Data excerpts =
======

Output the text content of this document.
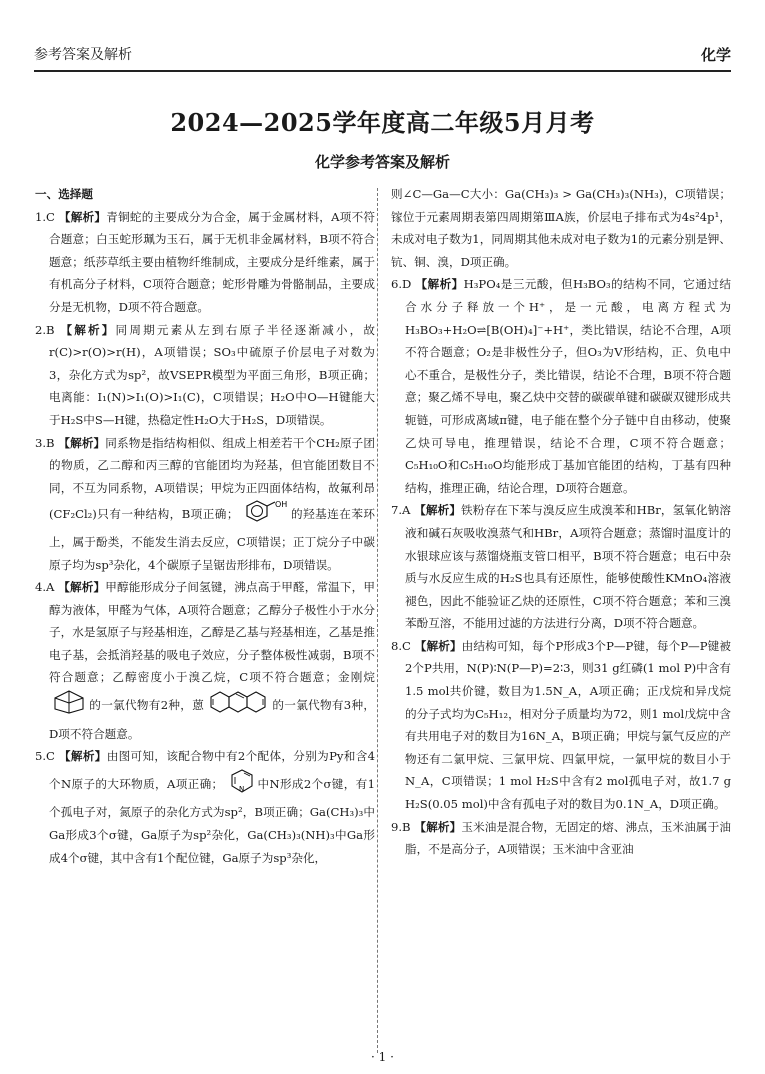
参考答案及解析	化学
2024—2025学年度高二年级5月月考
化学参考答案及解析
一、选择题

1.C 【解析】青铜蛇的主要成分为合金，属于金属材料，A项不符合题意；白玉蛇形珮为玉石，属于无机非金属材料，B项不符合题意；纸莎草纸主要由植物纤维制成，主要成分是纤维素，属于有机高分子材料，C项符合题意；蛇形骨雕为骨骼制品，主要成分是无机物，D项不符合题意。

2.B 【解析】同周期元素从左到右原子半径逐渐减小，故r(C)>r(O)>r(H)，A项错误；SO₃中硫原子价层电子对数为3，杂化方式为sp²，故VSEPR模型为平面三角形，B项正确；电离能：I₁(N)>I₁(O)>I₁(C)，C项错误；H₂O中O—H键能大于H₂S中S—H键，热稳定性H₂O大于H₂S，D项错误。

3.B 【解析】同系物是指结构相似、组成上相差若干个CH₂原子团的物质，乙二醇和丙三醇的官能团均为羟基，但官能团数目不同，不互为同系物，A项错误；甲烷为正四面体结构，故氟利昂(CF₂Cl₂)只有一种结构，B项正确；
OH
的羟基连在苯环上，属于酚类，不能发生消去反应，C项错误；正丁烷分子中碳原子均为sp³杂化，4个碳原子呈锯齿形排布，D项错误。

4.A 【解析】甲醇能形成分子间氢键，沸点高于甲醛，常温下，甲醇为液体，甲醛为气体，A项符合题意；乙醇分子极性小于水分子，水是氢原子与羟基相连，乙醇是乙基与羟基相连，乙基是推电子基，会抵消羟基的吸电子效应，分子整体极性减弱，B项不符合题意；乙醇密度小于溴乙烷，C项不符合题意；金刚烷 的一氯代物有2种，蒽	的一氯代物有3种，D项不符合题意。

5.C 【解析】由图可知，该配合物中有2个配体，分别为Py和含4个N原子的大环物质，A项正确； N 中N形成2个σ键，有1个孤电子对，氮原子的杂化方式为sp²，B项正确；Ga(CH₃)₃中Ga形成3个σ键，Ga原子为sp²杂化，Ga(CH₃)₃(NH)₃中Ga形成4个σ键，其中含有1个配位键，Ga原子为sp³杂化，

则∠C—Ga—C大小：Ga(CH₃)₃ > Ga(CH₃)₃(NH₃)，C项错误；镓位于元素周期表第四周期第ⅢA族，价层电子排布式为4s²4p¹，未成对电子数为1，同周期其他未成对电子数为1的元素分别是钾、钪、铜、溴，D项正确。

6.D 【解析】H₃PO₄是三元酸，但H₃BO₃的结构不同，它通过结合水分子释放一个H⁺，是一元酸，电离方程式为H₃BO₃+H₂O⇌[B(OH)₄]⁻+H⁺，类比错误，结论不合理，A项不符合题意；O₂是非极性分子，但O₃为V形结构，正、负电中心不重合，是极性分子，类比错误，结论不合理，B项不符合题意；聚乙烯不导电，聚乙炔中交替的碳碳单键和碳碳双键形成共轭链，可形成离域π键，电子能在整个分子链中自由移动，使聚乙炔可导电，推理错误，结论不合理，C项不符合题意；C₅H₁₀O和C₅H₁₀O均能形成丁基加官能团的结构，丁基有四种结构，推理正确，结论合理，D项符合题意。

7.A 【解析】铁粉存在下苯与溴反应生成溴苯和HBr，氢氧化钠溶液和碱石灰吸收溴蒸气和HBr，A项符合题意；蒸馏时温度计的水银球应该与蒸馏烧瓶支管口相平，B项不符合题意；电石中杂质与水反应生成的H₂S也具有还原性，能够使酸性KMnO₄溶液褪色，因此不能验证乙炔的还原性，C项不符合题意；苯和三溴苯酚互溶，不能用过滤的方法进行分离，D项不符合题意。

8.C 【解析】由结构可知，每个P形成3个P—P键，每个P—P键被2个P共用，N(P)∶N(P—P)=2∶3，则31 g红磷(1 mol P)中含有1.5 mol共价键，数目为1.5N_A，A项正确；正戊烷和异戊烷的分子式均为C₅H₁₂，相对分子质量均为72，则1 mol戊烷中含有共用电子对的数目为16N_A，B项正确；甲烷与氯气反应的产物还有二氯甲烷、三氯甲烷、四氯甲烷，一氯甲烷的数目小于N_A，C项错误；1 mol H₂S中含有2 mol孤电子对，故1.7 g H₂S(0.05 mol)中含有孤电子对的数目为0.1N_A，D项正确。

9.B 【解析】玉米油是混合物，无固定的熔、沸点，玉米油属于油脂，不是高分子，A项错误；玉米油中含亚油

· 1 ·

======

The task = Find each line with the string "A项错误" and copy it out.

Task output =
2.B 【解析】同周期元素从左到右原子半径逐渐减小，故r(C)>r(O)>r(H)，A项错误；SO₃中硫原子价层电子对数为3，杂化方式为sp²，故VSEPR模型为平面三角形，B项正确；电离能：I₁(N)>I₁(O)>I₁(C)，C项错误；H₂O中O—H键能大于H₂S中S—H键，热稳定性H₂O大于H₂S，D项错误。
3.B 【解析】同系物是指结构相似、组成上相差若干个CH₂原子团的物质，乙二醇和丙三醇的官能团均为羟基，但官能团数目不同，不互为同系物，A项错误；甲烷为正四面体结构，故氟利昂(CF₂Cl₂)只有一种结构，B项正确；
9.B 【解析】玉米油是混合物，无固定的熔、沸点，玉米油属于油脂，不是高分子，A项错误；玉米油中含亚油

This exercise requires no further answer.